Skip to content
News
Link copied to clipboard

Testimony: Bloody boot prints in retired Villanova prof’s home led to handyman’s arrest

Police witnesses have testified over two days about how bloody boot prints led them to arrest a handyman, Jose Diaz, in the 2013 stabbing death of retired Villanova University professor Carol Ambruster.

Carol Ambruster was a retired astronomy professor at Villanova University.
Carol Ambruster was a retired astronomy professor at Villanova University.Read moreCourtesy of Villanova University

A Philadelphia jury on Thursday heard testimony by police forensic scientists of DNA and fingerprint evidence that authorities say links a handyman to the 2013 fatal stabbing of a retired Villanova University astronomy professor in her Germantown apartment.

One scientist, Benjamin Levin, testified that Carol Ambruster’s DNA was found on a size 8 black boot recovered from Jose Diaz’s home. Another, Patrick Raytik, told jurors that a fingerprint found on a belt worn by Ambruster, 69, when she was killed matched Diaz’s right-middle-finger print.

The forensic evidence is key to the prosecution’s allegation that Diaz, now 48, fatally stabbed Ambruster in her second-floor apartment at 5501 Wayne Ave. on Dec. 9, 2013. The 8-inch knife blade was left stuck in her throat as she lay on the bloody kitchen floor.

Assistant District Attorney Jason Grenell contended at the start of the trial Tuesday that the killing was done during a robbery, “all for a couple of bucks.”

Defense attorney Gina Amoriello has countered that her client did not kill Ambruster, and pointed the blame toward the victim’s roommate, Daniel Sapon, whose DNA was found underneath the victim’s left-hand fingernails. Amoriello on Friday is expected to call to the witness stand a defense expert on DNA and bloodstain analysis after the prosecution rests its case.

Testifying Thursday, former police Homicide Detective Francis Kane told jurors that Ambruster’s body appeared to have been dragged from the front hallway into the pantry, as evidenced by smeared bloodstains.

Kane, who had been assigned to the case and is now retired, said bloody boot prints in the hallway led authorities to arrest Diaz. Police also confirmed that Sapon had been at a Queen Village store that evening, as he told police.

A few days after Sapon found Ambruster’s body in the four-bedroom apartment they shared, police executed a search warrant at Diaz’s home on the 100 block of West Hansberry Street in Germantown and recovered a pair of size 8 black boots from under his bed.

Levin testified that on Dec. 20, 2013, he determined that Ambruster’s DNA was found on a swab of a stain taken from the outside surface of one of the boots.

> [Prompt 1]:
In the news article about the trial, whose fingerprint matched the one found on the belt Carol Ambruster was wearing?
> [Prompt 2]:
Print a passage from the news article about the trial word for word, starting at the words "Testifying Thursday, former" and stopping after "of the boots.".
> [Prompt 3]:
According to the news article about the trial, what led former Detective Francis Kane to say that Ambruster's body appeared to have been moved, and where was it moved?

> [Data]:
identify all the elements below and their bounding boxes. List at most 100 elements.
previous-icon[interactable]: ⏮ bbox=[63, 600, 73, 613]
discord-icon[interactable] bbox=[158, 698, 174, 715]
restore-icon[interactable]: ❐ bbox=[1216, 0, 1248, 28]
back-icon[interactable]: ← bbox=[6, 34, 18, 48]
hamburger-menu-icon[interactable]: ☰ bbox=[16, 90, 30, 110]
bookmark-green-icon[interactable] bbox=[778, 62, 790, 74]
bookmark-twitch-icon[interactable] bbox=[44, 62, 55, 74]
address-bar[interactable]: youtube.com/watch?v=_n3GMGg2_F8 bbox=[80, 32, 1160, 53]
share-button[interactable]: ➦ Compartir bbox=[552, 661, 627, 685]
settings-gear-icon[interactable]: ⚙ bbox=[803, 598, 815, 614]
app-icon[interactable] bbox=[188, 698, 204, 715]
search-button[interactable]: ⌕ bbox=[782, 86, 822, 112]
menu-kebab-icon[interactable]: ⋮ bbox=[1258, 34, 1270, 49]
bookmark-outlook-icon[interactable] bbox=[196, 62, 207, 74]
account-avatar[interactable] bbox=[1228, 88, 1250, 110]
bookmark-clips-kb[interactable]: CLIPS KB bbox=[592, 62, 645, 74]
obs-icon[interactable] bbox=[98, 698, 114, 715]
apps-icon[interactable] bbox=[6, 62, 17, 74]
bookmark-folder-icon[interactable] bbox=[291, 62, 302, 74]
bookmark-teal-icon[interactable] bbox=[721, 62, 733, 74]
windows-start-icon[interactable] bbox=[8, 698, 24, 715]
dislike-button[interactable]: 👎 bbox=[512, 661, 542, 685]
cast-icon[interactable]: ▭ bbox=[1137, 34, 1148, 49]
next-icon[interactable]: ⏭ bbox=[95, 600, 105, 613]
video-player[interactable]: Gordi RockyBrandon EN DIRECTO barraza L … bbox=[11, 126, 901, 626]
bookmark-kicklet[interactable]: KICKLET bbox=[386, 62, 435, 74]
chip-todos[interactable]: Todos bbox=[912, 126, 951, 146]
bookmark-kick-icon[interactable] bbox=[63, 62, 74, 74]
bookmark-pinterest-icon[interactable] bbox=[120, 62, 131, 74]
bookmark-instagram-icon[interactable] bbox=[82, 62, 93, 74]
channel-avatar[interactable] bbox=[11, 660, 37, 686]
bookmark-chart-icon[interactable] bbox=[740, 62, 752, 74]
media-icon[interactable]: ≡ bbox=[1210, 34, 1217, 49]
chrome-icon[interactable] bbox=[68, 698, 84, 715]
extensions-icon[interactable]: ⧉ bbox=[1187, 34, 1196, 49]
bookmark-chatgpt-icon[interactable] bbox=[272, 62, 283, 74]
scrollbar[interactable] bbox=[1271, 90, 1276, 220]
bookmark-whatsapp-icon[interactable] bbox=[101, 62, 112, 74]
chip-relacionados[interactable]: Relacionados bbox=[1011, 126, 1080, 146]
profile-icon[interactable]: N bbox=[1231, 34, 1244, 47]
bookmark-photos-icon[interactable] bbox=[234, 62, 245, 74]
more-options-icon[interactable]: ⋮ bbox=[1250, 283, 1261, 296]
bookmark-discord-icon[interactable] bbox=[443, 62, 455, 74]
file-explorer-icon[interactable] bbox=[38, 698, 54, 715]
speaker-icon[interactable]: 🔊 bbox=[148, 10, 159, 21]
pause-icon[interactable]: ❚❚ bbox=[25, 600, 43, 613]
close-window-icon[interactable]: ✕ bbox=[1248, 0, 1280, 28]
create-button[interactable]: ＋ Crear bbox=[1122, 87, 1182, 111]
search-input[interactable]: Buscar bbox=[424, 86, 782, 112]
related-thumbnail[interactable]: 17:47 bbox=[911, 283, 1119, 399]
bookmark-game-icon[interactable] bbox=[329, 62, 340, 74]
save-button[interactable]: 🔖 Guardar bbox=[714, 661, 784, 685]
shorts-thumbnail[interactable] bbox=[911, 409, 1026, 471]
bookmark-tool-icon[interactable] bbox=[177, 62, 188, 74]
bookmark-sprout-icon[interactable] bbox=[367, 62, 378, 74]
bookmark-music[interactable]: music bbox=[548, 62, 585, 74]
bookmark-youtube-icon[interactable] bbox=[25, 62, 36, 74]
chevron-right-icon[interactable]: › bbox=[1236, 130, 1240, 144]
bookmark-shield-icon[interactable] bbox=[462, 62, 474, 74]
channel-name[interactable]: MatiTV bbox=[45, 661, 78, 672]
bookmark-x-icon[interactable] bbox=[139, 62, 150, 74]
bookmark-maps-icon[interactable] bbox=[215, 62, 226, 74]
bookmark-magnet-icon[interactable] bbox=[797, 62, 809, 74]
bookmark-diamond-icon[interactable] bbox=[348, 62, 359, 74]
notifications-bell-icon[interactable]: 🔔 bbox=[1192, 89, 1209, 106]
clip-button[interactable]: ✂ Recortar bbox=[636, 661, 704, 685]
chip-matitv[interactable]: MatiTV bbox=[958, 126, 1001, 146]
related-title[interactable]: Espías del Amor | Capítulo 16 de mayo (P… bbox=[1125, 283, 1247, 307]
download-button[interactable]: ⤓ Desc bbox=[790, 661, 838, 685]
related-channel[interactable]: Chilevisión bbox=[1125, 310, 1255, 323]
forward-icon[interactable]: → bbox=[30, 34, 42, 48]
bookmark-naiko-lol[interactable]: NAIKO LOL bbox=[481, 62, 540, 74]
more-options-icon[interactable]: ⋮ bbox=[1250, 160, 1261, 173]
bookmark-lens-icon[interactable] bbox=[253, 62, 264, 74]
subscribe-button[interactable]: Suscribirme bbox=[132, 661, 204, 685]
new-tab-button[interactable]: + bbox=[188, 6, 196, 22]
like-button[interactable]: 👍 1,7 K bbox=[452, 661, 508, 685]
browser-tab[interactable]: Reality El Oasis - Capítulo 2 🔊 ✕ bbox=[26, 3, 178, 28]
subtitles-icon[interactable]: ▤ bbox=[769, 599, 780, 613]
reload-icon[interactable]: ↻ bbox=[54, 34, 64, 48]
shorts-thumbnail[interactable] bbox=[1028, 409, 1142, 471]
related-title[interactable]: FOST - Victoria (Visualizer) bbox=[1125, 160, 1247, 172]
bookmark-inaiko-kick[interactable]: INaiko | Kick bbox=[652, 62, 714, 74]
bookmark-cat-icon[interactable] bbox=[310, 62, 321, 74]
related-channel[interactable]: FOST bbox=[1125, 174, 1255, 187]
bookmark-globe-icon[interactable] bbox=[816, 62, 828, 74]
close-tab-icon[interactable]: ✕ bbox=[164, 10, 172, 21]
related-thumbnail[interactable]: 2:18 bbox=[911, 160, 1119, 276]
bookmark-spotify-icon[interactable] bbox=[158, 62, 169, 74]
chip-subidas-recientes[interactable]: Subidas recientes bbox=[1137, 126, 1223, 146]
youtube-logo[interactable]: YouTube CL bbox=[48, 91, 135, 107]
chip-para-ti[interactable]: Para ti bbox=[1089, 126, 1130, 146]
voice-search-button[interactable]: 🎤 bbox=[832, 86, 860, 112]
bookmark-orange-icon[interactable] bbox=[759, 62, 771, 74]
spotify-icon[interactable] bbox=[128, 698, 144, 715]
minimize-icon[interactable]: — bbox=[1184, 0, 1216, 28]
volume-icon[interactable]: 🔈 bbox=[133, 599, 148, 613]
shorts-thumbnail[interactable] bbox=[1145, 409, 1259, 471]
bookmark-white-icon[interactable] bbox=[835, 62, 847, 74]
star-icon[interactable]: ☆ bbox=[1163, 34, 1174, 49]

> [Result 1]:
Jose Diaz's right-middle-finger print.

> [Result 2]:
Testifying Thursday, former police Homicide Detective Francis Kane told jurors that Ambruster’s body appeared to have been dragged from the front hallway into the pantry, as evidenced by smeared bloodstains.

Kane, who had been assigned to the case and is now retired, said bloody boot prints in the hallway led authorities to arrest Diaz. Police also confirmed that Sapon had been at a Queen Village store that evening, as he told police.

A few days after Sapon found Ambruster’s body in the four-bedroom apartment they shared, police executed a search warrant at Diaz’s home on the 100 block of West Hansberry Street in Germantown and recovered a pair of size 8 black boots from under his bed.

Levin testified that on Dec. 20, 2013, he determined that Ambruster’s DNA was found on a swab of a stain taken from the outside surface of one of the boots.

> [Result 3]:
Smeared bloodstains showed that the body appeared to have been dragged. It was moved from the front hallway into the pantry.